§ **Do this**: Where a line contains the word "Cristiano", copy that line in full.
........
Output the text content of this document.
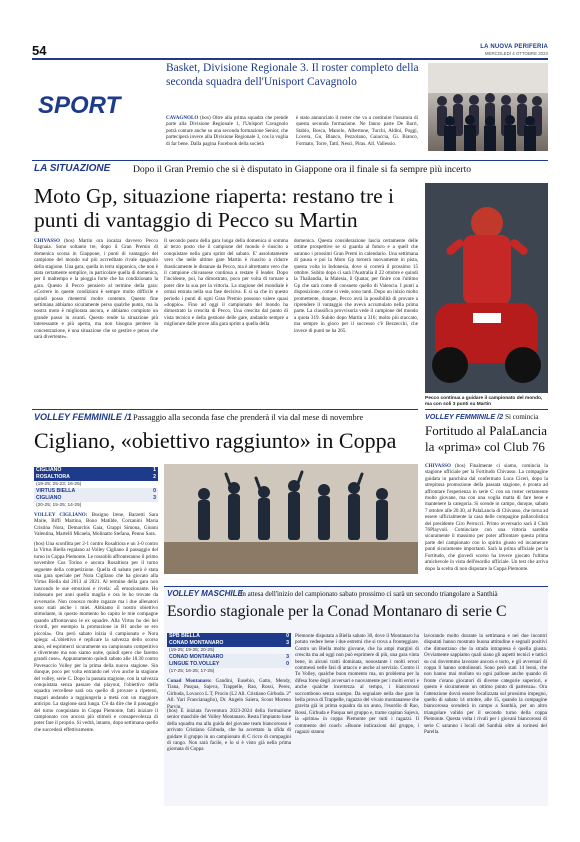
54	LA NUOVA PERIFERIA
MERCOLEDÌ 4 OTTOBRE 2023
SPORT
Basket, Divisione Regionale 3. Il roster completo della seconda squadra dell'Unisport Cavagnolo
CAVAGNOLO (bos) Oltre alla prima squadra che prende parte alla Divisione Regionale 1, l'Unisport Cavagnolo potrà contare anche su una seconda formazione Senior, che parteciperà invece alla Divisione Regionale 3, cos la voglia di far bene. Dalla pagina Facebook della società
è stato annunciato il roster che va a costituire l'ossatura di questa seconda formazione. Ne fanno parte De Barri, Stabio, Bosca, Manolo, Albertone, Turchi, Aldini, Poggi, Lovera, Gu, Blanco, Pezzolano, Gaiaccia, Gi. Bianco, Formato, Torre, Tatti, Nesci, Piras. All. Vallessio.
LA SITUAZIONE Dopo il Gran Premio che si è disputato in Giappone ora il finale si fa sempre più incerto
Moto Gp, situazione riaperta: restano tre i punti di vantaggio di Pecco su Martin
CHIVASSO (bos) Martin ora incalza davvero Pecco Bagnaia. Sono soltanto tre, dopo il Gran Premio di domenica scorsa in Giappone, i punti di vantaggio del campione del mondo sul più accreditato rivale spagnolo della stagione. Una gara, quella in terra nipponica, che non è stata certamente semplice, in particolare quella di domenica, per il maltempo e la pioggia forte che ha condizionato la gara. Questo il Pecco pensiero al termine della gara: «Correre in queste condizioni è sempre molto difficile e quindi posso ritenermi molto contento. Questo fine settimana abbiamo sicuramente perso qualche punto, ma la nostra moto è migliorata ancora, e abbiamo compiuto un grande passo in avanti. Questo rende la situazione più interessante e più aperta, ma non bisogna perdere la concentrazione, è una situazione che so gestire e penso che sarà divertente».
Il secondo posto della gara lunga della domenica si somma al terzo posto che il campione del mondo è riuscito a conquistare nella gara sprint del sabato. E' assolutamente vero che nelle ultime gare Martin è riuscito a ridurre drasticamente le distanze da Pecco, ma è altrettanto vero che il campione chivassese continua a restare il leader. Dopo l'incidente, poi, ha dimostrato, poco per volta di tornare a poter dire la sua per la vittoria. La stagione del mondiale è ormai entrata nella sua fase decisiva. E si sa che in questo periodo i punti di ogni Gran Premio possono valere quasi «doppio». Fino ad oggi il campionato del mondo ha dimostrato la crescita di Pecco. Una crescita dal punto di vista tecnico e della gestione delle gare, andando sempre a migliorare dalle prove alla gara sprint a quella della
domenica. Questa considerazione lascia certamente delle ottime prospettive se si guarda al futuro e a quell che saranno i prossimi Gran Premi in calendario. Una settimana di pausa e poi la Moto Gp tornerà nuovamente in pista, questa volta in Indonesia, dove si correrà il prossimo 15 ottobre. Subito dopo ci sarà l'Australia il 22 ottobre e quindi la Thailandia, la Malesia, il Quatar, per finire con l'ultimo Gp che sarà come di consueto quello di Valencia. I punti a disposizione, come si vede, sono tanti. Dopo un inizio molto promettente, dunque, Pecco avrà la possibilità di provare a riprendere il vantaggio che aveva accumulato nella prima parte. La classifica provvisoria vede il campione del mondo a quota 319. Subito dopo Martin a 316; molto più staccato, ma sempre in gioco per il successo c'è Bezzecchi, che invece di punti ne ha 265.
Pecco continua a guidare il campionato del mondo, ma con soli 3 punti su Martin
VOLLEY FEMMINILE /1 Passaggio alla seconda fase che prenderà il via dal mese di novembre
Cigliano, «obiettivo raggiunto» in Coppa
CIGLIANO	1
ROSALTIORA	2
(19-25; 25-23; 16-25)
VIRTUS BIELLA	0
CIGLIANO	3
(20-25; 15-25; 14-25)
VOLLEY CIGLIANO: Busigno Irene, Barzetti Sara Marie, Biffi Martina, Bono Matilde, Corzanini Maria Cristina Nora, Demarchis Gaia, Grappi Simona, Giunni Valentina, Martelli Micaela, Molinatto Stefana, Penno Sara.
(bos) Una sconfitta per 2-1 contro Rosaltiora e un 3-0 contro la Virtus Biella regalano al Volley Cigliano il passaggio del turno in Coppa Piemonte. Le rossoblù affronteranno il primo novembre Cus Torino e ancora Rosaltiora per il turno seguente della competizione. Quella di sabato però è stata una gara speciale per Nora Cigliano che ha giocato alla Virtus Biella dal 2013 al 2021. Al termine della gara non nascondo le sue emozioni e rivela: «È emozionante. Ho indossato per anni quella maglia e ora le ho trovate da avversarie. Non conosco molte ragazze ma i due allenatori sono stati anche i miei. Abbiamo il nostro obiettivo stimolante, in questo momento ho capito le mie compagne quando affrontavano le ex squadre. Alla Virtus ho dei bei ricordi, per esempio la promozione in B1 anche se ero piccola». Ora però sabato inizia il campionato e Nora spiega: «L'obiettivo è replicare la salvezza dello scorso anno, ed esprimerci sicuramente un campionato competitivo e divertente ma non siamo unite, quindi spero che faremo grandi cose». Appuntamento quindi sabato alle 18.30 contro Pavesaccio Volley per la prima della nuova stagione. Sin dunque, poco per volta entrando nel vivo anche la stagione del volley, serie C. Dopo la passata stagione, con la salvezza conquistata senza passare dai playout, l'obiettivo della squadra vercellese sarà ora quello di provare a ripetersi, magari andando a raggiungerla a metà con un maggiore anticipo. La stagione sarà lunga. C'è da dire che il passaggio del turno conquistato in Coppa Piemonte, fatti iniziare il campionato con ancora più stimoli e consapevolezza di poter fare il proprio. Si vedrà, intanto, dopo settimana quello che succederà effettivamente.
VOLLEY FEMMINILE /2 Si comincia
Fortitudo al PalaLancia la «prima» col Club 76
CHIVASSO (bos) Finalmente ci siamo, comincia la stagione ufficiale per la Fortitudo Chivasso. La compagine guidata in panchina dal confermato Luca Ciceri, dopo la strepitosa promozione della passata stagione, è pronta ad affrontare l'esperienza in serie C con un roster certamente molto giovane, ma con una voglia matta di fare bene e mantenere la categoria. Si scende in campo, dunque, sabato 7 ottobre alle 20.30, al PalaLancia di Chivasso, che torna ad essere ufficialmente la casa delle compagine pallavolistica del presidente Ciro Perrucci. Primo avversario sarà il Club 76Playvoli. Cominciare con una vittoria sarebbe sicuramente il massimo per poter affrontare questa prima parte del campionato con lo spirito giusto ed incamerare punti sicuramente importanti. Sarà la prima ufficiale per la Fortitudo, che giovedì scorso ha invece giocato l'ultima amichevole in vista dell'esordio ufficiale. Un test che arriva dopo la scelta di non disputare la Coppa Piemonte.
VOLLEY MASCHILE
In attesa dell'inizio del campionato sabato prossimo ci sarà un secondo triangolare a Santhià
Esordio stagionale per la Conad Montanaro di serie C
SPB BIELLA	0
CONAD MONTANARO	3
(19-25; 19-25; 20-25)
CONAD MONTANARO	3
LINGUE TO.VOLLEY	0
(17-25; 16-25; 17-25)
Conad Montanaro: Gandini, Eusebio, Gatto, Mendy, Tiana, Pasqua, Sajeva, Trappelle, Rao, Rossi, Perez, Girbuda, Lovacco L.T, Procin (L2 All. Cristiano Girbuda. 2° All. Yari Francianaglio), Dr. Angelo Saiera, Scout Moreno Parvin.
(bos) È iniziata l'avventura 2023-2024 della formazione senior maschile del Volley Montanaro. Resta l'impianto base della squadra ma alla guida del giovane team biancorosso è arrivato Cristiano Girbuda, che ha accettato la sfida di guidare il gruppo in un campionato di C ricco di compagini di rango. Non sarà facile, e lo si è visto già nella prima giornata di Coppa
Piemonte disputata a Biella sabato 30, dove il Montanaro ha potuto vedere bene i due estremi che si trova a fronteggiare. Contro un Biella molto giovane, che ha ampi margini di crescita ma ad oggi non può esprimere di più, una gara vinta bene, in alcuni tratti dominata, nonostante i molti errori commessi nelle fasi di attacco e anche al servizio. Contro il To Volley, qualche buon momento ma, un problema per la difesa forse degli avversari e nuovamente per i molti errori e anche qualche incertezza al tempo, i biancorossi soccombono senza scampo. Da segnalare nella due gare la bella prova di Trappelle, ragazzo del vivaio montanarese che gravita già in prima squadra da un anno, l'esordio di Rao, Rossi, Girbuda e Pasqua nel gruppo e, trame capitan Sajeva, la «prima» in coppa Piemonte per tutti i ragazzi. Il commento del coach: «Buone indicazioni dal gruppo, i ragazzi stanno
lavorando molto durante la settimana e nei due incontri disputati hanno mostrato buona attitudine e segnali positivi che dimostrano che la strada intrapresa è quella giusta. Ovviamente sappiamo quali siano gli aspetti tecnici e tattici su cui dovremmo lavorare ancora e torto, e gli avversari di coppa li hanno sottolineati. Sono però stati 14 leoni, che non hanno mai mollato su ogni pallone anche quando di fronte c'erano giocatori di diverse categorie superiori, e questo è sicuramente un ottimo punto di partenza». Ora l'attenzione dovrà essere focalizzata sul prossimo impegno, quello di sabato 14 ottobre, alle 15, quando la compagine biancorossa scenderà in campo a Santhià, per un altro triangolare valido per il secondo turno della coppa Piemonte. Questa volta i rivali per i giovani biancorossi di serie C saranno i locali del Santhià oltre ai torinesi del Parella.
........
§ **Solved exercise**:
Conad Montanaro: Gandini, Eusebio, Gatto, Mendy, Tiana, Pasqua, Sajeva, Trappelle, Rao, Rossi, Perez, Girbuda, Lovacco L.T, Procin (L2 All. Cristiano Girbuda. 2° All. Yari Francianaglio), Dr. Angelo Saiera, Scout Moreno Parvin.
(bos) È iniziata l'avventura 2023-2024 della formazione senior maschile del Volley Montanaro. Resta l'impianto base della squadra ma alla guida del giovane team biancorosso è arrivato Cristiano Girbuda, che ha accettato la sfida di guidare il gruppo in un campionato di C ricco di compagini di rango. Non sarà facile, e lo si è visto già nella prima giornata di Coppa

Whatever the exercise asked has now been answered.